● EXCERPT

..............................

The multiple presentations of solitary hamartomas are PTEN (phosphatase and tensin homolog) hamartoma tumor syndromes, such as Cowden syndrome and Proteus syndrome, or less commonly as a part of tuberous sclerosis [3], [4], [5], [6]. Pathological sub-classification of hamartomas depends on the type of predominant endogenous tissue and its variations, so we can distinguish: vascular, muscle predominant, adipose tissue predominant and intramuscular capillary variants, where a combination of mature capillaries which are localized between and around muscle bundles is present [7].
In general, they are benign, indolent, but they can be the cause of certain complex morbidity, with their inclusion and spreading inside specific vulnerable regions, particularly the head and neck, which represent highly sensitive areas [8].
We report the case of a neonate with a congenital median cervical cleft and associated cervical mass which turned out to be a mesenchymal hamartoma covered by respiratory epithelium.
Case presentation
We are presenting a full-term vital male newborn, born vaginally, with a gestational age of 38 + 6 weeks, birth weight (BW) 3,260 g, birth length (BL) 48 cm, AS 10/10, which has been referred to our Department of Neonatology for further evaluation of a midline cervical cleft along with an unidentified neck mass of unknown origin. The course of the pregnancy was complicated, with hyperstimulation syndrome as part of the IVF (in vitro fertilization) procedure which included using progesterone and myo-inositol among others (9th day after embryo transfer), but was otherwise regular.

..............................

● DATA EXTRACT
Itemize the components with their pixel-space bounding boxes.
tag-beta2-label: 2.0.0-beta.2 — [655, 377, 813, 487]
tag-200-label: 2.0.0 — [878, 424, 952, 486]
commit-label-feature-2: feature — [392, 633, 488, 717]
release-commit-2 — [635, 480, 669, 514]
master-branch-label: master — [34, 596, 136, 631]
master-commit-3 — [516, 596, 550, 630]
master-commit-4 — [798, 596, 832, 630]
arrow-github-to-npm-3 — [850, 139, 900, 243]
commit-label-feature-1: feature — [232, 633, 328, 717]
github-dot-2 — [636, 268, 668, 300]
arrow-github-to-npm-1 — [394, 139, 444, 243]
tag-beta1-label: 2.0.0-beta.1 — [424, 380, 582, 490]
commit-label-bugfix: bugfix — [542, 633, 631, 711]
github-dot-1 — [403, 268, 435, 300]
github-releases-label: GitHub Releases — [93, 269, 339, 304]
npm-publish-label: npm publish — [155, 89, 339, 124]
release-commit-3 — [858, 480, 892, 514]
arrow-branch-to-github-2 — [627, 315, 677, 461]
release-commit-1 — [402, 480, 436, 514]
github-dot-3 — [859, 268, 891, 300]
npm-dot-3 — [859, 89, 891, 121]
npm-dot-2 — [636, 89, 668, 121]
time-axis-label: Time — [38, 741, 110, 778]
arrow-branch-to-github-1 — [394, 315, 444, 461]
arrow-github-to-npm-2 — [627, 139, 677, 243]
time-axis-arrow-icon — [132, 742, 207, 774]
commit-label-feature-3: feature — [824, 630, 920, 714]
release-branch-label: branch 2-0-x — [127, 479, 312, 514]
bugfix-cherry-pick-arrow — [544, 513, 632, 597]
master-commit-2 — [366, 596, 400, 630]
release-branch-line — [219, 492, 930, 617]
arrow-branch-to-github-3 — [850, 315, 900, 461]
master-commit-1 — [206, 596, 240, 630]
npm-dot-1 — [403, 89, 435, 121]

..............................

● CHECK YOUR UNDERSTANDING
- A) In the hamartoma excerpt, what was the newborn's birth weight?
- B) Which variants of hamartoma does the hamartoma excerpt list under pathological sub-classification?

● TASK ANSWERS
- A) 3,260 g

- B)
- Vascular
- Muscle predominant
- Adipose tissue predominant
- Intramuscular capillary